-- START AVAILABLE RECORDS --
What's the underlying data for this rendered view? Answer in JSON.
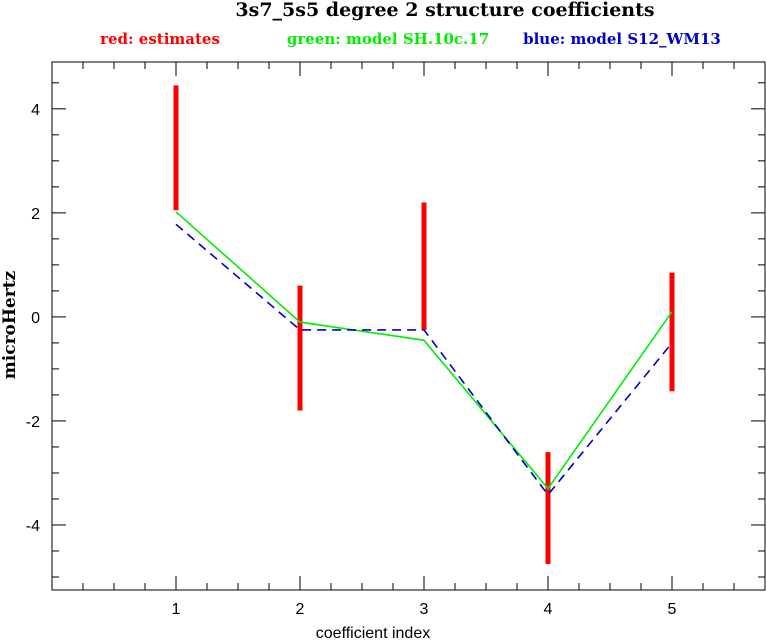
{
  "chart_data": {
    "type": "line",
    "title": "3s7_5s5 degree 2 structure coefficients",
    "legend": {
      "red": {
        "text": "red: estimates",
        "color": "#ff0000"
      },
      "green": {
        "text": "green: model SH.10c.17",
        "color": "#00ee00"
      },
      "blue": {
        "text": "blue: model S12_WM13",
        "color": "#0000cc"
      }
    },
    "xlabel": "coefficient index",
    "ylabel": "microHertz",
    "xlim": [
      0.0,
      5.75
    ],
    "ylim": [
      -5.25,
      4.9
    ],
    "x_ticks": [
      1,
      2,
      3,
      4,
      5
    ],
    "x_tick_labels": [
      "1",
      "2",
      "3",
      "4",
      "5"
    ],
    "x_minor_step": 0.25,
    "y_ticks": [
      -4,
      -2,
      0,
      2,
      4
    ],
    "y_tick_labels": [
      "-4",
      "-2",
      "0",
      "2",
      "4"
    ],
    "y_minor_step": 0.5,
    "grid": false,
    "x": [
      1,
      2,
      3,
      4,
      5
    ],
    "estimates": {
      "low": [
        2.05,
        -1.8,
        -0.25,
        -4.75,
        -1.43
      ],
      "high": [
        4.45,
        0.6,
        2.2,
        -2.6,
        0.85
      ],
      "color": "#ff0000"
    },
    "series": [
      {
        "values": [
          2.02,
          -0.1,
          -0.45,
          -3.3,
          0.1
        ],
        "color": "#00ee00",
        "style": "solid"
      },
      {
        "values": [
          1.78,
          -0.25,
          -0.25,
          -3.42,
          -0.5
        ],
        "color": "#0000cc",
        "style": "dashed"
      }
    ]
  }
}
-- END AVAILABLE RECORDS --
Repeat the data exactly in full, omitting its pictures.

THE SOLUTION:
What's the underlying data for this rendered view? Answer in JSON.
{
  "chart_data": {
    "type": "line",
    "title": "3s7_5s5 degree 2 structure coefficients",
    "legend": {
      "red": {
        "text": "red: estimates",
        "color": "#ff0000"
      },
      "green": {
        "text": "green: model SH.10c.17",
        "color": "#00ee00"
      },
      "blue": {
        "text": "blue: model S12_WM13",
        "color": "#0000cc"
      }
    },
    "xlabel": "coefficient index",
    "ylabel": "microHertz",
    "xlim": [
      0.0,
      5.75
    ],
    "ylim": [
      -5.25,
      4.9
    ],
    "x_ticks": [
      1,
      2,
      3,
      4,
      5
    ],
    "x_tick_labels": [
      "1",
      "2",
      "3",
      "4",
      "5"
    ],
    "x_minor_step": 0.25,
    "y_ticks": [
      -4,
      -2,
      0,
      2,
      4
    ],
    "y_tick_labels": [
      "-4",
      "-2",
      "0",
      "2",
      "4"
    ],
    "y_minor_step": 0.5,
    "grid": false,
    "x": [
      1,
      2,
      3,
      4,
      5
    ],
    "estimates": {
      "low": [
        2.05,
        -1.8,
        -0.25,
        -4.75,
        -1.43
      ],
      "high": [
        4.45,
        0.6,
        2.2,
        -2.6,
        0.85
      ],
      "color": "#ff0000"
    },
    "series": [
      {
        "values": [
          2.02,
          -0.1,
          -0.45,
          -3.3,
          0.1
        ],
        "color": "#00ee00",
        "style": "solid"
      },
      {
        "values": [
          1.78,
          -0.25,
          -0.25,
          -3.42,
          -0.5
        ],
        "color": "#0000cc",
        "style": "dashed"
      }
    ]
  }
}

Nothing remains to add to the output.